Job:
Render the lines below as a two-column CSV with the headers input and output, one row per line: its text in input and its answer in output, each in a single quoted field with line breaks replaced by spaces.

Given records:
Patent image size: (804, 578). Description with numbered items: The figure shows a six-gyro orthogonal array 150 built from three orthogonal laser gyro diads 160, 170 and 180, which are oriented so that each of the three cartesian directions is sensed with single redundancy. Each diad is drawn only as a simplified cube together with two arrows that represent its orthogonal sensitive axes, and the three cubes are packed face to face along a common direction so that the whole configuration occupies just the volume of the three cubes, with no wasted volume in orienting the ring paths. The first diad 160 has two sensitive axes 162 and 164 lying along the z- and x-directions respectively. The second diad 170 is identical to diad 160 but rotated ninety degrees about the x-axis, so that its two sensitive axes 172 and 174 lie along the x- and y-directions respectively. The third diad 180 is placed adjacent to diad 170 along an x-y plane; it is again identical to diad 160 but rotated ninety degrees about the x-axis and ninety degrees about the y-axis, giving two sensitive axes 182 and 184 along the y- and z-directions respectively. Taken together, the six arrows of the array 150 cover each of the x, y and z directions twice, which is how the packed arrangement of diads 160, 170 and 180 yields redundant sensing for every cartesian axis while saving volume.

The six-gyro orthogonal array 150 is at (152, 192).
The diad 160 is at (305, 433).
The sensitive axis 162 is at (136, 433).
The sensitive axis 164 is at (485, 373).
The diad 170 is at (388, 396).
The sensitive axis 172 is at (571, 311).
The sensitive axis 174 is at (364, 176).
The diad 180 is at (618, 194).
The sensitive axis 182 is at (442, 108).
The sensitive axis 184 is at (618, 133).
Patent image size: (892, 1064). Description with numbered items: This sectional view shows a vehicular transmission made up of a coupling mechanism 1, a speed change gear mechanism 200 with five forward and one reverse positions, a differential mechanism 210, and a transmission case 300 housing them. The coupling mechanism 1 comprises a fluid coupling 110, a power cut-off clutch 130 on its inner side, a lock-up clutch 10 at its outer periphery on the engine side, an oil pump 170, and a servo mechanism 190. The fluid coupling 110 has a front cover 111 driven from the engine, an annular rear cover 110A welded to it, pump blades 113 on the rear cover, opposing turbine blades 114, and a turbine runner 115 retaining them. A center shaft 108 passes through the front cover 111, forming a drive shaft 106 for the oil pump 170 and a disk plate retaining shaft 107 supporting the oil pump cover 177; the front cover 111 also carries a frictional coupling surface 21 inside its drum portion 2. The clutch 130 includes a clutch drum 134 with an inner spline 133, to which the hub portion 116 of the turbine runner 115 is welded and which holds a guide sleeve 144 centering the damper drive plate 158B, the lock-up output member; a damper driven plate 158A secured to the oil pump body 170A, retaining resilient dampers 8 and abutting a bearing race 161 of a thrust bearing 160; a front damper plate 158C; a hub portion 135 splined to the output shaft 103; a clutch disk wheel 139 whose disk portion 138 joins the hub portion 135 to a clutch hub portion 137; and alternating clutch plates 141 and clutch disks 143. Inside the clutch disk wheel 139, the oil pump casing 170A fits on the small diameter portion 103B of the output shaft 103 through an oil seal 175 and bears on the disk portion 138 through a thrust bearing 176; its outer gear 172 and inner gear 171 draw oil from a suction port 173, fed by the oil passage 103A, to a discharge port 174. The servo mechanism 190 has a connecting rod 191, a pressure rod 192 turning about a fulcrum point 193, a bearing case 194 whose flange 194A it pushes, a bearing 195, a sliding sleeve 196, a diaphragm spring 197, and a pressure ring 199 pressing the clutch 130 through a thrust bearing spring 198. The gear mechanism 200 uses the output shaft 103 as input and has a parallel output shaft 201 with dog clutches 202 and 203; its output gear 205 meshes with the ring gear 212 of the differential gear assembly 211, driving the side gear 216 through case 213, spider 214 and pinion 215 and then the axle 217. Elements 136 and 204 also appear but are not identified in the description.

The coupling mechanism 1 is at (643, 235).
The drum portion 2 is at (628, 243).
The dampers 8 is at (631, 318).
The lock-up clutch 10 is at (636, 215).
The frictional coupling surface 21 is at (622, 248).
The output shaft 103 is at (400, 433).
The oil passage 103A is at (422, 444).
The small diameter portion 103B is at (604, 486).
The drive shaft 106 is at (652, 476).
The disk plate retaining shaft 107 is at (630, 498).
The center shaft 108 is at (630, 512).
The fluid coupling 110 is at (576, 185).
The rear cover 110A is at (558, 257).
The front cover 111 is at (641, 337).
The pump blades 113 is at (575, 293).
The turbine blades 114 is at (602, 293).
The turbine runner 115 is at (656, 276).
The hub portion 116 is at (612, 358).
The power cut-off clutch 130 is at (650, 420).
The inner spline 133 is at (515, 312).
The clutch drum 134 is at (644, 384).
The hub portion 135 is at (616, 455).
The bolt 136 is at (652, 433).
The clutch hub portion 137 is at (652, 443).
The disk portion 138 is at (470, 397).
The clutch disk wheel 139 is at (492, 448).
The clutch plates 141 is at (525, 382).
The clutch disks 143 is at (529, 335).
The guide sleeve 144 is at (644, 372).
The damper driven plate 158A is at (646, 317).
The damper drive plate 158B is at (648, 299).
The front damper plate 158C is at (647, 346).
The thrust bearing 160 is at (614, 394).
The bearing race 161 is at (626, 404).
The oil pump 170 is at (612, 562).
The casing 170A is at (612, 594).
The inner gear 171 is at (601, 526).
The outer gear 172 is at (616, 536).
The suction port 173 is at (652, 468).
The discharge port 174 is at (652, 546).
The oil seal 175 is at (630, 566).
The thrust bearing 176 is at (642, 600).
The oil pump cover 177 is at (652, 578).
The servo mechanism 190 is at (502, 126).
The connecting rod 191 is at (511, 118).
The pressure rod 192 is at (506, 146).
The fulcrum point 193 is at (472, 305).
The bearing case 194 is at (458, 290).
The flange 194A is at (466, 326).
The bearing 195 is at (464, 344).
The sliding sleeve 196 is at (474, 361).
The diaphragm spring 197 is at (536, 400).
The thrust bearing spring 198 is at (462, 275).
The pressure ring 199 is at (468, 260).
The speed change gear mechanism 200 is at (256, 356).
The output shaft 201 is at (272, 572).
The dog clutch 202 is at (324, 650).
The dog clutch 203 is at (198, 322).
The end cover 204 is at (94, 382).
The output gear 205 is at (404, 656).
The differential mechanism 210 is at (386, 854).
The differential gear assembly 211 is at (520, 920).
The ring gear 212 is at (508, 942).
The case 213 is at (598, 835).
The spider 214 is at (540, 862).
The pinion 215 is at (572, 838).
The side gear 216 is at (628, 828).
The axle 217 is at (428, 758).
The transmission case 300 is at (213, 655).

Solution to this exercise:
input,output
"Patent image size: (804, 578). Description with numbered items: The figure shows a six-gyro orthogonal array 150 built from three orthogonal laser gyro diads 160, 170 and 180, which are oriented so that each of the three cartesian directions is sensed with single redundancy. Each diad is drawn only as a simplified cube together with two arrows that represent its orthogonal sensitive axes, and the three cubes are packed face to face along a common direction so that the whole configuration occupies just the volume of the three cubes, with no wasted volume in orienting the ring paths. The first diad 160 has two sensitive axes 162 and 164 lying along the z- and x-directions respectively. The second diad 170 is identical to diad 160 but rotated ninety degrees about the x-axis, so that its two sensitive axes 172 and 174 lie along the x- and y-directions respectively. The third diad 180 is placed adjacent to diad 170 along an x-y plane; it is again identical to diad 160 but rotated ninety degrees about the x-axis and ninety degrees about the y-axis, giving two sensitive axes 182 and 184 along the y- and z-directions respectively. Taken together, the six arrows of the array 150 cover each of the x, y and z directions twice, which is how the packed arrangement of diads 160, 170 and 180 yields redundant sensing for every cartesian axis while saving volume.","The six-gyro orthogonal array 150 is at (152, 192). The diad 160 is at (305, 433). The sensitive axis 162 is at (136, 433). The sensitive axis 164 is at (485, 373). The diad 170 is at (388, 396). The sensitive axis 172 is at (571, 311). The sensitive axis 174 is at (364, 176). The diad 180 is at (618, 194). The sensitive axis 182 is at (442, 108). The sensitive axis 184 is at (618, 133)."
"Patent image size: (892, 1064). Description with numbered items: This sectional view shows a vehicular transmission made up of a coupling mechanism 1, a speed change gear mechanism 200 with five forward and one reverse positions, a differential mechanism 210, and a transmission case 300 housing them. The coupling mechanism 1 comprises a fluid coupling 110, a power cut-off clutch 130 on its inner side, a lock-up clutch 10 at its outer periphery on the engine side, an oil pump 170, and a servo mechanism 190. The fluid coupling 110 has a front cover 111 driven from the engine, an annular rear cover 110A welded to it, pump blades 113 on the rear cover, opposing turbine blades 114, and a turbine runner 115 retaining them. A center shaft 108 passes through the front cover 111, forming a drive shaft 106 for the oil pump 170 and a disk plate retaining shaft 107 supporting the oil pump cover 177; the front cover 111 also carries a frictional coupling surface 21 inside its drum portion 2. The clutch 130 includes a clutch drum 134 with an inner spline 133, to which the hub portion 116 of the turbine runner 115 is welded and which holds a guide sleeve 144 centering the damper drive plate 158B, the lock-up output member; a damper driven plate 158A secured to the oil pump body 170A, retaining resilient dampers 8 and abutting a bearing race 161 of a thrust bearing 160; a front damper plate 158C; a hub portion 135 splined to the output shaft 103; a clutch disk wheel 139 whose disk portion 138 joins the hub portion 135 to a clutch hub portion 137; and alternating clutch plates 141 and clutch disks 143. Inside the clutch disk wheel 139, the oil pump casing 170A fits on the small diameter portion 103B of the output shaft 103 through an oil seal 175 and bears on the disk portion 138 through a thrust bearing 176; its outer gear 172 and inner gear 171 draw oil from a suction port 173, fed by the oil passage 103A, to a discharge port 174. The servo mechanism 190 has a connecting rod 191, a pressure rod 192 turning about a fulcrum point 193, a bearing case 194 whose flange 194A it pushes, a bearing 195, a sliding sleeve 196, a diaphragm spring 197, and a pressure ring 199 pressing the clutch 130 through a thrust bearing spring 198. The gear mechanism 200 uses the output shaft 103 as input and has a parallel output shaft 201 with dog clutches 202 and 203; its output gear 205 meshes with the ring gear 212 of the differential gear assembly 211, driving the side gear 216 through case 213, spider 214 and pinion 215 and then the axle 217. Elements 136 and 204 also appear but are not identified in the description.","The coupling mechanism 1 is at (643, 235). The drum portion 2 is at (628, 243). The dampers 8 is at (631, 318). The lock-up clutch 10 is at (636, 215). The frictional coupling surface 21 is at (622, 248). The output shaft 103 is at (400, 433). The oil passage 103A is at (422, 444). The small diameter portion 103B is at (604, 486). The drive shaft 106 is at (652, 476). The disk plate retaining shaft 107 is at (630, 498). The center shaft 108 is at (630, 512). The fluid coupling 110 is at (576, 185). The rear cover 110A is at (558, 257). The front cover 111 is at (641, 337). The pump blades 113 is at (575, 293). The turbine blades 114 is at (602, 293). The turbine runner 115 is at (656, 276). The hub portion 116 is at (612, 358). The power cut-off clutch 130 is at (650, 420). The inner spline 133 is at (515, 312). The clutch drum 134 is at (644, 384). The hub portion 135 is at (616, 455). The bolt 136 is at (652, 433). The clutch hub portion 137 is at (652, 443). The disk portion 138 is at (470, 397). The clutch disk wheel 139 is at (492, 448). The clutch plates 141 is at (525, 382). The clutch disks 143 is at (529, 335). The guide sleeve 144 is at (644, 372). The damper driven plate 158A is at (646, 317). The damper drive plate 158B is at (648, 299). The front damper plate 158C is at (647, 346). The thrust bearing 160 is at (614, 394). The bearing race 161 is at (626, 404). The oil pump 170 is at (612, 562). The casing 170A is at (612, 594). The inner gear 171 is at (601, 526). The outer gear 172 is at (616, 536). The suction port 173 is at (652, 468). The discharge port 174 is at (652, 546). The oil seal 175 is at (630, 566). The thrust bearing 176 is at (642, 600). The oil pump cover 177 is at (652, 578). The servo mechanism 190 is at (502, 126). The connecting rod 191 is at (511, 118). The pressure rod 192 is at (506, 146). The fulcrum point 193 is at (472, 305). The bearing case 194 is at (458, 290). The flange 194A is at (466, 326). The bearing 195 is at (464, 344). The sliding sleeve 196 is at (474, 361). The diaphragm spring 197 is at (536, 400). The thrust bearing spring 198 is at (462, 275). The pressure ring 199 is at (468, 260). The speed change gear mechanism 200 is at (256, 356). The output shaft 201 is at (272, 572). The dog clutch 202 is at (324, 650). The dog clutch 203 is at (198, 322). The end cover 204 is at (94, 382). The output gear 205 is at (404, 656). The differential mechanism 210 is at (386, 854). The differential gear assembly 211 is at (520, 920). The ring gear 212 is at (508, 942). The case 213 is at (598, 835). The spider 214 is at (540, 862). The pinion 215 is at (572, 838). The side gear 216 is at (628, 828). The axle 217 is at (428, 758). The transmission case 300 is at (213, 655)."